--- BEGIN INFORMATION SUPPLIED ---
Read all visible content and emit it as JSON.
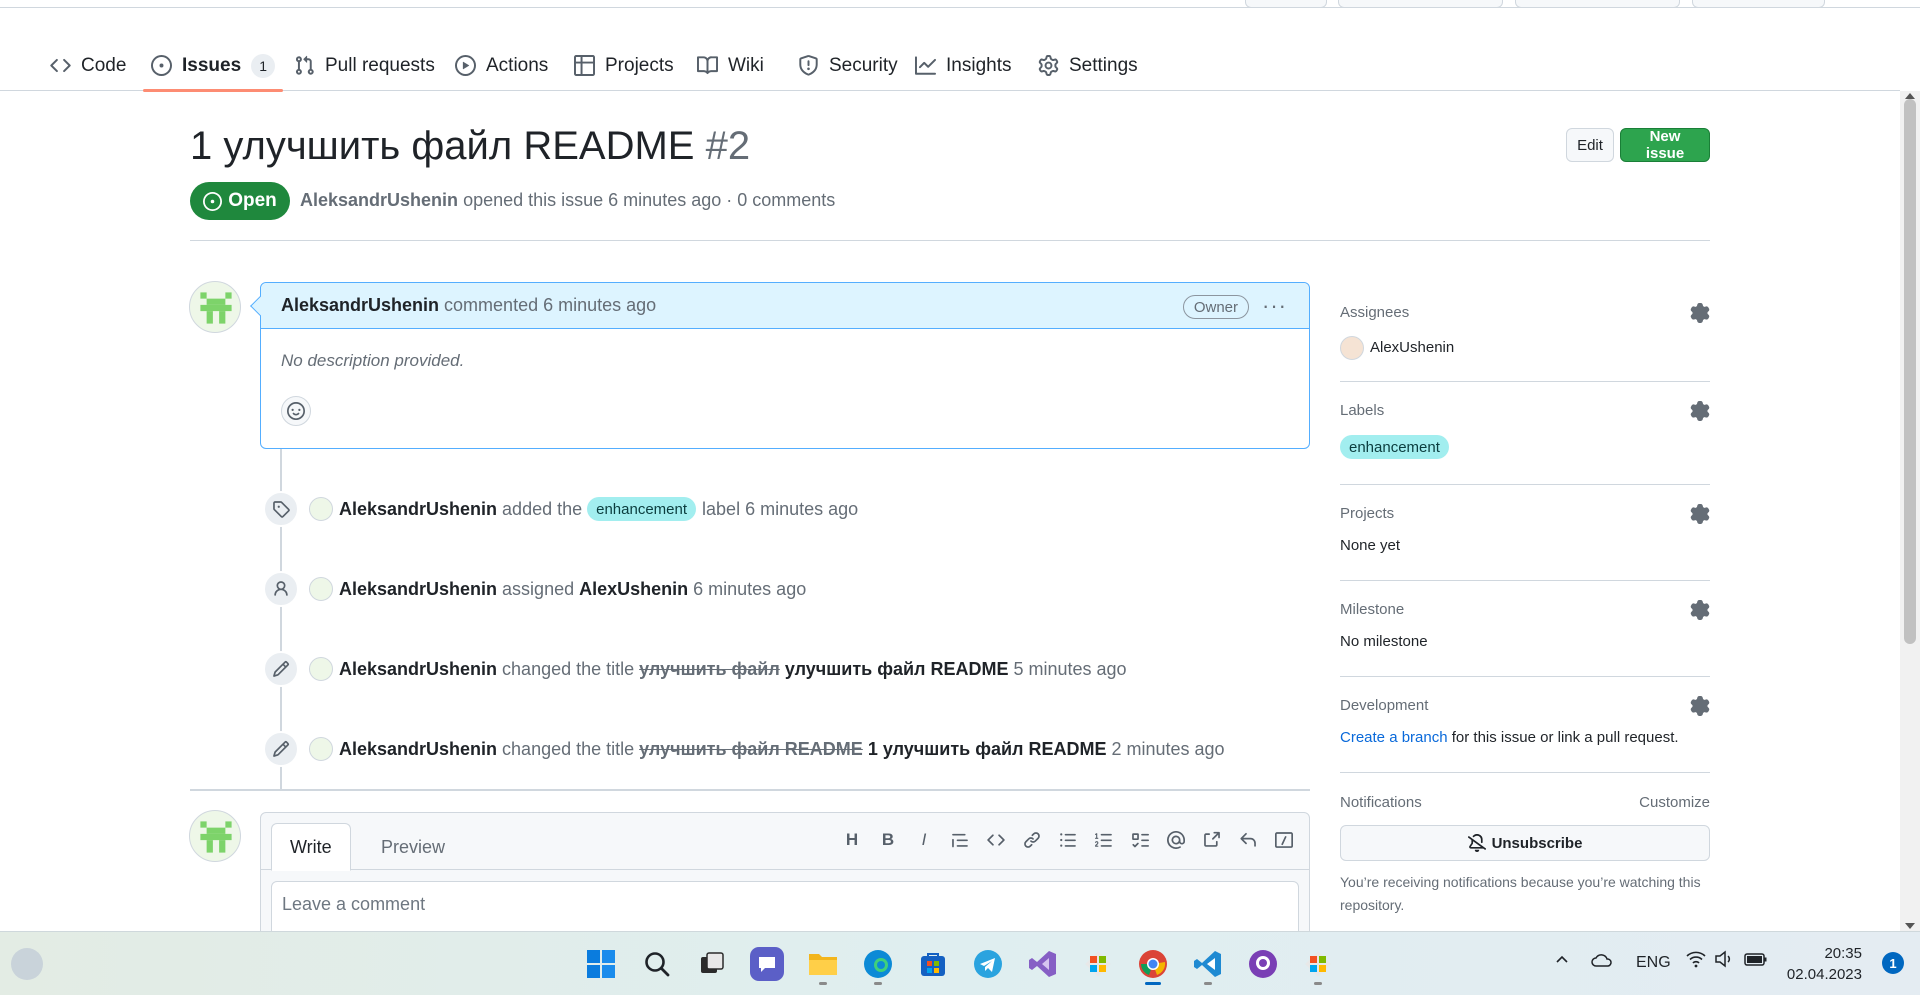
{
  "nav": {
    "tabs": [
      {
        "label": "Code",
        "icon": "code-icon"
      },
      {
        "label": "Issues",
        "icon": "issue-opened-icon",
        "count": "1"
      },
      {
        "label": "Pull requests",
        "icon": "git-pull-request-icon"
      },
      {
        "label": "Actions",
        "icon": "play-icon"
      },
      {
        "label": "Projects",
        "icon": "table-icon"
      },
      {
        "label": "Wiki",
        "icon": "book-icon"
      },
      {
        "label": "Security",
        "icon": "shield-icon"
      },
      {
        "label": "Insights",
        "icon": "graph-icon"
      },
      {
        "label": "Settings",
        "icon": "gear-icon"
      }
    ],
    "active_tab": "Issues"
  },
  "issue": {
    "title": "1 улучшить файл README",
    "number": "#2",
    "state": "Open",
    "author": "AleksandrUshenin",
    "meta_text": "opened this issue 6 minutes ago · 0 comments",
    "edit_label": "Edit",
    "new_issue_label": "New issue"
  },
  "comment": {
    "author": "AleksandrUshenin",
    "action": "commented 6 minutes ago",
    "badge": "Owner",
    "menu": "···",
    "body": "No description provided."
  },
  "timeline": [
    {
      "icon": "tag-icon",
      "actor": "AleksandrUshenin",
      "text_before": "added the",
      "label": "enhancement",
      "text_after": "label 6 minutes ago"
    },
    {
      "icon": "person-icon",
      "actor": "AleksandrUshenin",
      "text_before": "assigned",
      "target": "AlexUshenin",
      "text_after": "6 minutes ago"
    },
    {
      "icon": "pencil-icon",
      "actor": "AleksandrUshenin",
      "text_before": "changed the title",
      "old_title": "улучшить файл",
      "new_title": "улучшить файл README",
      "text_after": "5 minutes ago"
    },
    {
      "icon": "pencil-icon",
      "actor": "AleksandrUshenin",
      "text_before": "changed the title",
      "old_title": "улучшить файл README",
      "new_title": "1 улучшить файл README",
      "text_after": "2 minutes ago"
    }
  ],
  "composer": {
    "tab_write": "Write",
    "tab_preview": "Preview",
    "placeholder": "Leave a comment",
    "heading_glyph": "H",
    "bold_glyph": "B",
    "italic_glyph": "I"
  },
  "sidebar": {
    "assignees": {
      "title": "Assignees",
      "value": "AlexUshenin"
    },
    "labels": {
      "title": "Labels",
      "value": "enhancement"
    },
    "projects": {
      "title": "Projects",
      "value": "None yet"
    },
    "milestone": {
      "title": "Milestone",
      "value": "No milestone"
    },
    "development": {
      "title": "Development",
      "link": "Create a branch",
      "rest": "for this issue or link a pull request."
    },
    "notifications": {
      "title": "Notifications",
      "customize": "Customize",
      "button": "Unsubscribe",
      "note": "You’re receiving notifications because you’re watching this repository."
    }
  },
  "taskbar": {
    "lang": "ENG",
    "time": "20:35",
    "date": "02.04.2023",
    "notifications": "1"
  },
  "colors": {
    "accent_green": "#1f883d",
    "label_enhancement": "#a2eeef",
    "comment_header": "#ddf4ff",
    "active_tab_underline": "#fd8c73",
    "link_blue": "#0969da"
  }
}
--- END INFORMATION SUPPLIED ---
REQUIREMENTS: Each line of the data should be quoted exactly, with pictures left out.

COMPLETED EXERCISE:
Read all visible content and emit it as JSON.
{
  "nav": {
    "tabs": [
      {
        "label": "Code",
        "icon": "code-icon"
      },
      {
        "label": "Issues",
        "icon": "issue-opened-icon",
        "count": "1"
      },
      {
        "label": "Pull requests",
        "icon": "git-pull-request-icon"
      },
      {
        "label": "Actions",
        "icon": "play-icon"
      },
      {
        "label": "Projects",
        "icon": "table-icon"
      },
      {
        "label": "Wiki",
        "icon": "book-icon"
      },
      {
        "label": "Security",
        "icon": "shield-icon"
      },
      {
        "label": "Insights",
        "icon": "graph-icon"
      },
      {
        "label": "Settings",
        "icon": "gear-icon"
      }
    ],
    "active_tab": "Issues"
  },
  "issue": {
    "title": "1 улучшить файл README",
    "number": "#2",
    "state": "Open",
    "author": "AleksandrUshenin",
    "meta_text": "opened this issue 6 minutes ago · 0 comments",
    "edit_label": "Edit",
    "new_issue_label": "New issue"
  },
  "comment": {
    "author": "AleksandrUshenin",
    "action": "commented 6 minutes ago",
    "badge": "Owner",
    "menu": "···",
    "body": "No description provided."
  },
  "timeline": [
    {
      "icon": "tag-icon",
      "actor": "AleksandrUshenin",
      "text_before": "added the",
      "label": "enhancement",
      "text_after": "label 6 minutes ago"
    },
    {
      "icon": "person-icon",
      "actor": "AleksandrUshenin",
      "text_before": "assigned",
      "target": "AlexUshenin",
      "text_after": "6 minutes ago"
    },
    {
      "icon": "pencil-icon",
      "actor": "AleksandrUshenin",
      "text_before": "changed the title",
      "old_title": "улучшить файл",
      "new_title": "улучшить файл README",
      "text_after": "5 minutes ago"
    },
    {
      "icon": "pencil-icon",
      "actor": "AleksandrUshenin",
      "text_before": "changed the title",
      "old_title": "улучшить файл README",
      "new_title": "1 улучшить файл README",
      "text_after": "2 minutes ago"
    }
  ],
  "composer": {
    "tab_write": "Write",
    "tab_preview": "Preview",
    "placeholder": "Leave a comment",
    "heading_glyph": "H",
    "bold_glyph": "B",
    "italic_glyph": "I"
  },
  "sidebar": {
    "assignees": {
      "title": "Assignees",
      "value": "AlexUshenin"
    },
    "labels": {
      "title": "Labels",
      "value": "enhancement"
    },
    "projects": {
      "title": "Projects",
      "value": "None yet"
    },
    "milestone": {
      "title": "Milestone",
      "value": "No milestone"
    },
    "development": {
      "title": "Development",
      "link": "Create a branch",
      "rest": "for this issue or link a pull request."
    },
    "notifications": {
      "title": "Notifications",
      "customize": "Customize",
      "button": "Unsubscribe",
      "note": "You’re receiving notifications because you’re watching this repository."
    }
  },
  "taskbar": {
    "lang": "ENG",
    "time": "20:35",
    "date": "02.04.2023",
    "notifications": "1"
  },
  "colors": {
    "accent_green": "#1f883d",
    "label_enhancement": "#a2eeef",
    "comment_header": "#ddf4ff",
    "active_tab_underline": "#fd8c73",
    "link_blue": "#0969da"
  }
}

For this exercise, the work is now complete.